> _Work to complete_
Change "volume-bar" to "volume-column" everywhere it occurs in the records below, and write out all their lines again with nothing else altered.

(Annotated region lists)
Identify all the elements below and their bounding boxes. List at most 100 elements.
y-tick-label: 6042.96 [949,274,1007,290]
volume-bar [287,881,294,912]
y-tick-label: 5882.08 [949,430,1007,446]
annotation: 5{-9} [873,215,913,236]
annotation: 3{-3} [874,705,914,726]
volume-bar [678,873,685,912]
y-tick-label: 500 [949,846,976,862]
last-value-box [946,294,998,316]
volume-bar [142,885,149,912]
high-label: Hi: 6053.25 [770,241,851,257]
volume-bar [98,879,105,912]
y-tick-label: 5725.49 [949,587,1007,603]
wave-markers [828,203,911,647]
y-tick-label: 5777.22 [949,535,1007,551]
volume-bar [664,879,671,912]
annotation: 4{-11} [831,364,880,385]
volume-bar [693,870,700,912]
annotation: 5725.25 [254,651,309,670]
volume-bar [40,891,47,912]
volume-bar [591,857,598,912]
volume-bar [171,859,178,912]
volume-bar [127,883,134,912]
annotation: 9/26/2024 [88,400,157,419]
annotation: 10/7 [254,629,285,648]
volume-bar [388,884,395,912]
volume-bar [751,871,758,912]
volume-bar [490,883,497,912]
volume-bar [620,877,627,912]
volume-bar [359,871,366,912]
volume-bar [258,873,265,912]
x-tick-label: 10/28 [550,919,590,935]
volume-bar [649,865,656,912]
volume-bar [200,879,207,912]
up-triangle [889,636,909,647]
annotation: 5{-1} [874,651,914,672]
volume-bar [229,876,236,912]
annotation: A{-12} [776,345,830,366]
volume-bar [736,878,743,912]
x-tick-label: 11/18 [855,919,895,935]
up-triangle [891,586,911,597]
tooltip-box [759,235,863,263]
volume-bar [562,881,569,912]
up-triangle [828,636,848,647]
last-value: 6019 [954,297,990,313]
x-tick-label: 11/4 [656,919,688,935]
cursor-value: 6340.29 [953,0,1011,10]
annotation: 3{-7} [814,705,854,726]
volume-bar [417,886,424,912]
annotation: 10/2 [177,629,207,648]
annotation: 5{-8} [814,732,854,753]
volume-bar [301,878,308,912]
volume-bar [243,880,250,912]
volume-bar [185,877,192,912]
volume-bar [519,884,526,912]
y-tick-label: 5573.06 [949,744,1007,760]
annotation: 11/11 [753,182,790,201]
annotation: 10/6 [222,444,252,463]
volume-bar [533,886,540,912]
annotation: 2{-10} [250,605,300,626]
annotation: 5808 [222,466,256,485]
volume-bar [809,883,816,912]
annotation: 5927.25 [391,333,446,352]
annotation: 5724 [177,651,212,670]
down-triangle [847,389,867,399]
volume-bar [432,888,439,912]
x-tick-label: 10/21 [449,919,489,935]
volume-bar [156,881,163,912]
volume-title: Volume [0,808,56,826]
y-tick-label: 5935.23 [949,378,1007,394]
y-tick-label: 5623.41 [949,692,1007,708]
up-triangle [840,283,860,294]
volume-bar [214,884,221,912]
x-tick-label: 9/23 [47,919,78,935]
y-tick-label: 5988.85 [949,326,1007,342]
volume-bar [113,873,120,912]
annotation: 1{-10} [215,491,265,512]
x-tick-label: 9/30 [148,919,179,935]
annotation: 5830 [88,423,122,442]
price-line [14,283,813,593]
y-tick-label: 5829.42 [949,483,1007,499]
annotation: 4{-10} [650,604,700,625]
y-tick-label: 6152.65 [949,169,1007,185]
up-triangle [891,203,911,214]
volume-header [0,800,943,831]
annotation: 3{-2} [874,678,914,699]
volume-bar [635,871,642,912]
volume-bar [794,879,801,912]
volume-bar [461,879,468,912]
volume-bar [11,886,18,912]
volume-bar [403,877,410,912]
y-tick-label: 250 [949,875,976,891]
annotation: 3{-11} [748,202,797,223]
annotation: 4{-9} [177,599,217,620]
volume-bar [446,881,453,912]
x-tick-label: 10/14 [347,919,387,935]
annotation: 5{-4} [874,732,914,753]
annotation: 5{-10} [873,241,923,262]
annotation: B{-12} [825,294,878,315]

> _The completed task_
Identify all the elements below and their bounding boxes. List at most 100 elements.
y-tick-label: 6042.96 [949,274,1007,290]
volume-column [287,881,294,912]
y-tick-label: 5882.08 [949,430,1007,446]
annotation: 5{-9} [873,215,913,236]
annotation: 3{-3} [874,705,914,726]
volume-column [678,873,685,912]
y-tick-label: 500 [949,846,976,862]
last-value-box [946,294,998,316]
volume-column [142,885,149,912]
high-label: Hi: 6053.25 [770,241,851,257]
volume-column [98,879,105,912]
y-tick-label: 5725.49 [949,587,1007,603]
wave-markers [828,203,911,647]
y-tick-label: 5777.22 [949,535,1007,551]
volume-column [664,879,671,912]
annotation: 4{-11} [831,364,880,385]
volume-column [693,870,700,912]
annotation: 5725.25 [254,651,309,670]
volume-column [40,891,47,912]
volume-column [591,857,598,912]
volume-column [171,859,178,912]
volume-column [127,883,134,912]
annotation: 9/26/2024 [88,400,157,419]
annotation: 10/7 [254,629,285,648]
volume-column [388,884,395,912]
volume-column [751,871,758,912]
volume-column [490,883,497,912]
volume-column [620,877,627,912]
volume-column [359,871,366,912]
volume-column [258,873,265,912]
x-tick-label: 10/28 [550,919,590,935]
volume-column [649,865,656,912]
volume-column [200,879,207,912]
up-triangle [889,636,909,647]
annotation: 5{-1} [874,651,914,672]
volume-column [229,876,236,912]
annotation: A{-12} [776,345,830,366]
volume-column [736,878,743,912]
x-tick-label: 11/18 [855,919,895,935]
up-triangle [891,586,911,597]
tooltip-box [759,235,863,263]
volume-column [562,881,569,912]
up-triangle [828,636,848,647]
last-value: 6019 [954,297,990,313]
x-tick-label: 11/4 [656,919,688,935]
cursor-value: 6340.29 [953,0,1011,10]
annotation: 3{-7} [814,705,854,726]
volume-column [417,886,424,912]
annotation: 10/2 [177,629,207,648]
annotation: 5{-8} [814,732,854,753]
volume-column [301,878,308,912]
volume-column [243,880,250,912]
volume-column [185,877,192,912]
volume-column [519,884,526,912]
y-tick-label: 5573.06 [949,744,1007,760]
annotation: 11/11 [753,182,790,201]
annotation: 10/6 [222,444,252,463]
volume-column [533,886,540,912]
annotation: 2{-10} [250,605,300,626]
annotation: 5808 [222,466,256,485]
volume-column [809,883,816,912]
annotation: 5927.25 [391,333,446,352]
annotation: 5724 [177,651,212,670]
down-triangle [847,389,867,399]
volume-column [432,888,439,912]
x-tick-label: 10/21 [449,919,489,935]
volume-column [156,881,163,912]
volume-title: Volume [0,808,56,826]
y-tick-label: 5935.23 [949,378,1007,394]
y-tick-label: 5623.41 [949,692,1007,708]
up-triangle [840,283,860,294]
volume-column [214,884,221,912]
x-tick-label: 9/23 [47,919,78,935]
y-tick-label: 5988.85 [949,326,1007,342]
volume-column [113,873,120,912]
annotation: 1{-10} [215,491,265,512]
x-tick-label: 9/30 [148,919,179,935]
annotation: 5830 [88,423,122,442]
price-line [14,283,813,593]
y-tick-label: 5829.42 [949,483,1007,499]
annotation: 4{-10} [650,604,700,625]
y-tick-label: 6152.65 [949,169,1007,185]
up-triangle [891,203,911,214]
volume-header [0,800,943,831]
annotation: 3{-2} [874,678,914,699]
volume-column [635,871,642,912]
volume-column [794,879,801,912]
volume-column [461,879,468,912]
volume-column [11,886,18,912]
volume-column [403,877,410,912]
y-tick-label: 250 [949,875,976,891]
annotation: 3{-11} [748,202,797,223]
annotation: 4{-9} [177,599,217,620]
volume-column [446,881,453,912]
x-tick-label: 10/14 [347,919,387,935]
annotation: 5{-4} [874,732,914,753]
annotation: 5{-10} [873,241,923,262]
annotation: B{-12} [825,294,878,315]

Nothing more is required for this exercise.